» **INSTRUCTION**:
The answer should be a single number: how many lines of the entries below hold the word "body".

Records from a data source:
+---+
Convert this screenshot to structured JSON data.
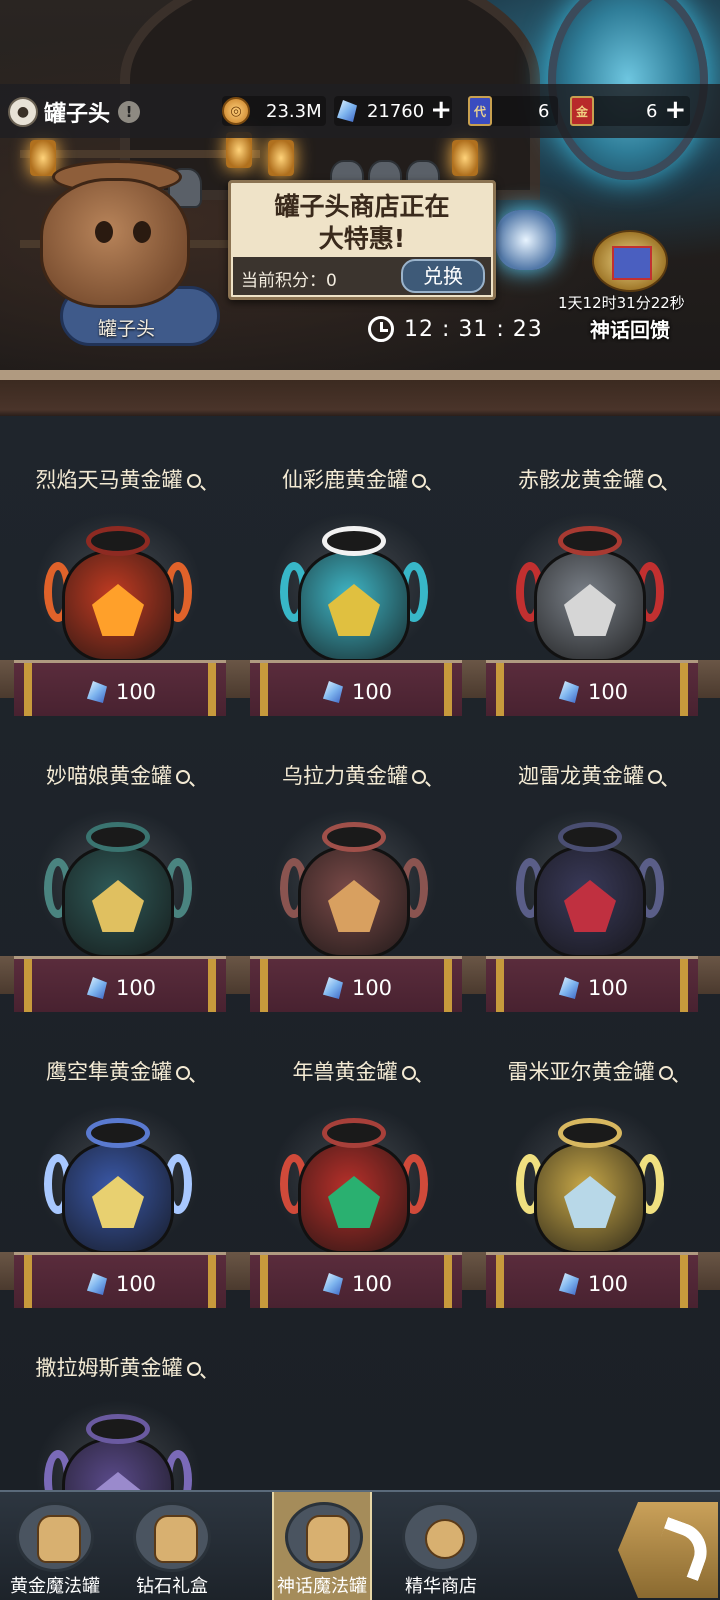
{
  "header": {
    "shop_name": "罐子头",
    "currencies": [
      {
        "icon": "coin-icon",
        "value": "23.3M"
      },
      {
        "icon": "crystal-icon",
        "value": "21760"
      },
      {
        "icon": "ticket-icon",
        "value": "6",
        "badge": "代"
      },
      {
        "icon": "gold-ticket-icon",
        "value": "6",
        "badge": "金"
      }
    ]
  },
  "scene": {
    "character_name": "罐子头"
  },
  "banner": {
    "title": "罐子头商店正在\n大特惠!",
    "points_label": "当前积分：0",
    "exchange_label": "兑换"
  },
  "timer": "12 : 31 : 23",
  "myth_gift": {
    "countdown": "1天12时31分22秒",
    "label": "神话回馈"
  },
  "jars": [
    {
      "name": "烈焰天马黄金罐",
      "price": "100",
      "body": "#c23b22",
      "neck": "#8e2a22",
      "emblem": "#ffa02a",
      "handle": "#e0622a"
    },
    {
      "name": "仙彩鹿黄金罐",
      "price": "100",
      "body": "#3fb6c6",
      "neck": "#f2f2f2",
      "emblem": "#e0c040",
      "handle": "#38b7c8"
    },
    {
      "name": "赤骸龙黄金罐",
      "price": "100",
      "body": "#7a8088",
      "neck": "#a83a32",
      "emblem": "#d6d6d6",
      "handle": "#c23030"
    },
    {
      "name": "妙喵娘黄金罐",
      "price": "100",
      "body": "#2f5a58",
      "neck": "#3a7470",
      "emblem": "#e0c060",
      "handle": "#4a8480"
    },
    {
      "name": "乌拉力黄金罐",
      "price": "100",
      "body": "#7a4a48",
      "neck": "#a0504a",
      "emblem": "#d8a060",
      "handle": "#8a5450"
    },
    {
      "name": "迦雷龙黄金罐",
      "price": "100",
      "body": "#3a3a5a",
      "neck": "#4a4e72",
      "emblem": "#c03040",
      "handle": "#5a5e88"
    },
    {
      "name": "鹰空隼黄金罐",
      "price": "100",
      "body": "#3a58a8",
      "neck": "#5a7ad0",
      "emblem": "#e8d070",
      "handle": "#a8c8ff"
    },
    {
      "name": "年兽黄金罐",
      "price": "100",
      "body": "#b8302a",
      "neck": "#a8403a",
      "emblem": "#2ab070",
      "handle": "#d04a3a"
    },
    {
      "name": "雷米亚尔黄金罐",
      "price": "100",
      "body": "#c8a848",
      "neck": "#d8b860",
      "emblem": "#b8d8e8",
      "handle": "#f0e080"
    },
    {
      "name": "撒拉姆斯黄金罐",
      "price": "",
      "body": "#5a4a8a",
      "neck": "#6a5aa0",
      "emblem": "#9a8acc",
      "handle": "#7a6ab8"
    }
  ],
  "nav": {
    "tabs": [
      {
        "label": "黄金魔法罐",
        "icon": "golden-jar-icon"
      },
      {
        "label": "钻石礼盒",
        "icon": "gift-box-icon"
      },
      {
        "label": "神话魔法罐",
        "icon": "myth-jar-icon"
      },
      {
        "label": "精华商店",
        "icon": "paw-icon"
      }
    ],
    "active_index": 2
  }
}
+---+
» **PROBLEM SOLUTION**:
10